INFORMATION GIVEN
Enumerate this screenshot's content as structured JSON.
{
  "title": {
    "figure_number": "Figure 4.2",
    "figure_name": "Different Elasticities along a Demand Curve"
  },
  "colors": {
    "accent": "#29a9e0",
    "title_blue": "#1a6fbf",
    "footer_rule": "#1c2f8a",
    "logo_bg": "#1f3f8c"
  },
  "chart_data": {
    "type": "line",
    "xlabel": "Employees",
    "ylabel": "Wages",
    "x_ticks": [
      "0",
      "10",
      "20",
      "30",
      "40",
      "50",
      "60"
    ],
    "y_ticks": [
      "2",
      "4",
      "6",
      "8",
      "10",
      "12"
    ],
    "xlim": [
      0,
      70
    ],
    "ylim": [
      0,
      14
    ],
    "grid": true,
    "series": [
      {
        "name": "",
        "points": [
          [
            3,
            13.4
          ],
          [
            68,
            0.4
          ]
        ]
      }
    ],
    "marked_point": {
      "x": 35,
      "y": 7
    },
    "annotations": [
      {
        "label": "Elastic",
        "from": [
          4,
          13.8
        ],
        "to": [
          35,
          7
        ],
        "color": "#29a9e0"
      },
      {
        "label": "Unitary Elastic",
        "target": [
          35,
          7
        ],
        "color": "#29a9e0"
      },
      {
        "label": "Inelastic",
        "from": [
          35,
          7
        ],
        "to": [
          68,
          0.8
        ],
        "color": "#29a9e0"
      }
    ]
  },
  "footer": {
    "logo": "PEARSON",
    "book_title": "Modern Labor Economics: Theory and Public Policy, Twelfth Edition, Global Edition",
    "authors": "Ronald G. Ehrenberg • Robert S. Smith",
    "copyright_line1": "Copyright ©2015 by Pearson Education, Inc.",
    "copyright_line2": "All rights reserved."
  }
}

SHORT PROBLEM
Every line of the data above should be reproduced word for word.

RESPONSE TO THIS EXERCISE
Enumerate this screenshot's content as structured JSON.
{
  "title": {
    "figure_number": "Figure 4.2",
    "figure_name": "Different Elasticities along a Demand Curve"
  },
  "colors": {
    "accent": "#29a9e0",
    "title_blue": "#1a6fbf",
    "footer_rule": "#1c2f8a",
    "logo_bg": "#1f3f8c"
  },
  "chart_data": {
    "type": "line",
    "xlabel": "Employees",
    "ylabel": "Wages",
    "x_ticks": [
      "0",
      "10",
      "20",
      "30",
      "40",
      "50",
      "60"
    ],
    "y_ticks": [
      "2",
      "4",
      "6",
      "8",
      "10",
      "12"
    ],
    "xlim": [
      0,
      70
    ],
    "ylim": [
      0,
      14
    ],
    "grid": true,
    "series": [
      {
        "name": "",
        "points": [
          [
            3,
            13.4
          ],
          [
            68,
            0.4
          ]
        ]
      }
    ],
    "marked_point": {
      "x": 35,
      "y": 7
    },
    "annotations": [
      {
        "label": "Elastic",
        "from": [
          4,
          13.8
        ],
        "to": [
          35,
          7
        ],
        "color": "#29a9e0"
      },
      {
        "label": "Unitary Elastic",
        "target": [
          35,
          7
        ],
        "color": "#29a9e0"
      },
      {
        "label": "Inelastic",
        "from": [
          35,
          7
        ],
        "to": [
          68,
          0.8
        ],
        "color": "#29a9e0"
      }
    ]
  },
  "footer": {
    "logo": "PEARSON",
    "book_title": "Modern Labor Economics: Theory and Public Policy, Twelfth Edition, Global Edition",
    "authors": "Ronald G. Ehrenberg • Robert S. Smith",
    "copyright_line1": "Copyright ©2015 by Pearson Education, Inc.",
    "copyright_line2": "All rights reserved."
  }
}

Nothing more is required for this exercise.